═════ Dataset records ═════
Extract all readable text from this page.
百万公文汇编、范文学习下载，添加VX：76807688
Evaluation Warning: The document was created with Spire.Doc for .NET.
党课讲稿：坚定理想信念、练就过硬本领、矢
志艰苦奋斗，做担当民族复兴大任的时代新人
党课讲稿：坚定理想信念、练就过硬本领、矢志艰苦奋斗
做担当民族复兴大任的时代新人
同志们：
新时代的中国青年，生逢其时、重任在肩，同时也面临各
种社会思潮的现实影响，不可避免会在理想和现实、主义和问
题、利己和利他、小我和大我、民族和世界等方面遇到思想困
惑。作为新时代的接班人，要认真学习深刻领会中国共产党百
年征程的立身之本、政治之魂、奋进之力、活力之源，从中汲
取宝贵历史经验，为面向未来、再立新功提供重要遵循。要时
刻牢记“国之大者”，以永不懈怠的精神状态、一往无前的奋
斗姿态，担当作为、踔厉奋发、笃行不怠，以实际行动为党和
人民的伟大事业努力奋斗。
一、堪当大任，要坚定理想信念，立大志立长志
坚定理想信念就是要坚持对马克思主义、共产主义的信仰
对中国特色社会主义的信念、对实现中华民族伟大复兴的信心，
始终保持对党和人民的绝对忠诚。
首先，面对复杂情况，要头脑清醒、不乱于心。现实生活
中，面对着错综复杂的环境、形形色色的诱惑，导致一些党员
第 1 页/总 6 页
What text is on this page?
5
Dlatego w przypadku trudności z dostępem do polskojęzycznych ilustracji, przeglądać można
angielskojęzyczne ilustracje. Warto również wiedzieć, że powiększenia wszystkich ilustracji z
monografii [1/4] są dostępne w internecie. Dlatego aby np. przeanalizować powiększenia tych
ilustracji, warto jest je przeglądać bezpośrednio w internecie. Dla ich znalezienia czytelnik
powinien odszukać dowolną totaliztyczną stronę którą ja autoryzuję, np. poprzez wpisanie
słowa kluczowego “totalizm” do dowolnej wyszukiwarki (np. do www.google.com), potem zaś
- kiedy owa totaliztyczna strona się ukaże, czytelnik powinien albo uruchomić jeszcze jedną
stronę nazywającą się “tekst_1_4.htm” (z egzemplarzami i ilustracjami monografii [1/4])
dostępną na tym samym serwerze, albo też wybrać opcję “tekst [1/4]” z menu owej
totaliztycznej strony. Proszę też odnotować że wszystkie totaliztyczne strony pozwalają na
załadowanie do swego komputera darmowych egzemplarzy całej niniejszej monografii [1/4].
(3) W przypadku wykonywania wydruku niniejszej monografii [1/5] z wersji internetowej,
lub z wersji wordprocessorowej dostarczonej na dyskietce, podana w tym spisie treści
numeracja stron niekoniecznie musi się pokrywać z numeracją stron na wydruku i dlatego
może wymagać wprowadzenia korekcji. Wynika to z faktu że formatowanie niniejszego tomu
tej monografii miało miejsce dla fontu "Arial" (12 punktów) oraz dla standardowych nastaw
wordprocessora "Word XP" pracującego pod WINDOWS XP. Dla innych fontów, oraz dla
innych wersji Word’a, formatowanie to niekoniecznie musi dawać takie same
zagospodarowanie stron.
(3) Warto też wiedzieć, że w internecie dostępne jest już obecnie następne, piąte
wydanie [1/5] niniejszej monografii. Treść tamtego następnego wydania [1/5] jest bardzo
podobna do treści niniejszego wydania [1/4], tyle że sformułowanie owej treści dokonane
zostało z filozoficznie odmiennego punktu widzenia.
═════
## Your task
Quote the material exactly, leaving nothing out.

## Written reply
Extract all readable text from this page.
百万公文汇编、范文学习下载，添加VX：76807688
Evaluation Warning: The document was created with Spire.Doc for .NET.
党课讲稿：坚定理想信念、练就过硬本领、矢
志艰苦奋斗，做担当民族复兴大任的时代新人
党课讲稿：坚定理想信念、练就过硬本领、矢志艰苦奋斗
做担当民族复兴大任的时代新人
同志们：
新时代的中国青年，生逢其时、重任在肩，同时也面临各
种社会思潮的现实影响，不可避免会在理想和现实、主义和问
题、利己和利他、小我和大我、民族和世界等方面遇到思想困
惑。作为新时代的接班人，要认真学习深刻领会中国共产党百
年征程的立身之本、政治之魂、奋进之力、活力之源，从中汲
取宝贵历史经验，为面向未来、再立新功提供重要遵循。要时
刻牢记“国之大者”，以永不懈怠的精神状态、一往无前的奋
斗姿态，担当作为、踔厉奋发、笃行不怠，以实际行动为党和
人民的伟大事业努力奋斗。
一、堪当大任，要坚定理想信念，立大志立长志
坚定理想信念就是要坚持对马克思主义、共产主义的信仰
对中国特色社会主义的信念、对实现中华民族伟大复兴的信心，
始终保持对党和人民的绝对忠诚。
首先，面对复杂情况，要头脑清醒、不乱于心。现实生活
中，面对着错综复杂的环境、形形色色的诱惑，导致一些党员
第 1 页/总 6 页
What text is on this page?
5
Dlatego w przypadku trudności z dostępem do polskojęzycznych ilustracji, przeglądać można
angielskojęzyczne ilustracje. Warto również wiedzieć, że powiększenia wszystkich ilustracji z
monografii [1/4] są dostępne w internecie. Dlatego aby np. przeanalizować powiększenia tych
ilustracji, warto jest je przeglądać bezpośrednio w internecie. Dla ich znalezienia czytelnik
powinien odszukać dowolną totaliztyczną stronę którą ja autoryzuję, np. poprzez wpisanie
słowa kluczowego “totalizm” do dowolnej wyszukiwarki (np. do www.google.com), potem zaś
- kiedy owa totaliztyczna strona się ukaże, czytelnik powinien albo uruchomić jeszcze jedną
stronę nazywającą się “tekst_1_4.htm” (z egzemplarzami i ilustracjami monografii [1/4])
dostępną na tym samym serwerze, albo też wybrać opcję “tekst [1/4]” z menu owej
totaliztycznej strony. Proszę też odnotować że wszystkie totaliztyczne strony pozwalają na
załadowanie do swego komputera darmowych egzemplarzy całej niniejszej monografii [1/4].
(3) W przypadku wykonywania wydruku niniejszej monografii [1/5] z wersji internetowej,
lub z wersji wordprocessorowej dostarczonej na dyskietce, podana w tym spisie treści
numeracja stron niekoniecznie musi się pokrywać z numeracją stron na wydruku i dlatego
może wymagać wprowadzenia korekcji. Wynika to z faktu że formatowanie niniejszego tomu
tej monografii miało miejsce dla fontu "Arial" (12 punktów) oraz dla standardowych nastaw
wordprocessora "Word XP" pracującego pod WINDOWS XP. Dla innych fontów, oraz dla
innych wersji Word’a, formatowanie to niekoniecznie musi dawać takie same
zagospodarowanie stron.
(3) Warto też wiedzieć, że w internecie dostępne jest już obecnie następne, piąte
wydanie [1/5] niniejszej monografii. Treść tamtego następnego wydania [1/5] jest bardzo
podobna do treści niniejszego wydania [1/4], tyle że sformułowanie owej treści dokonane
zostało z filozoficznie odmiennego punktu widzenia.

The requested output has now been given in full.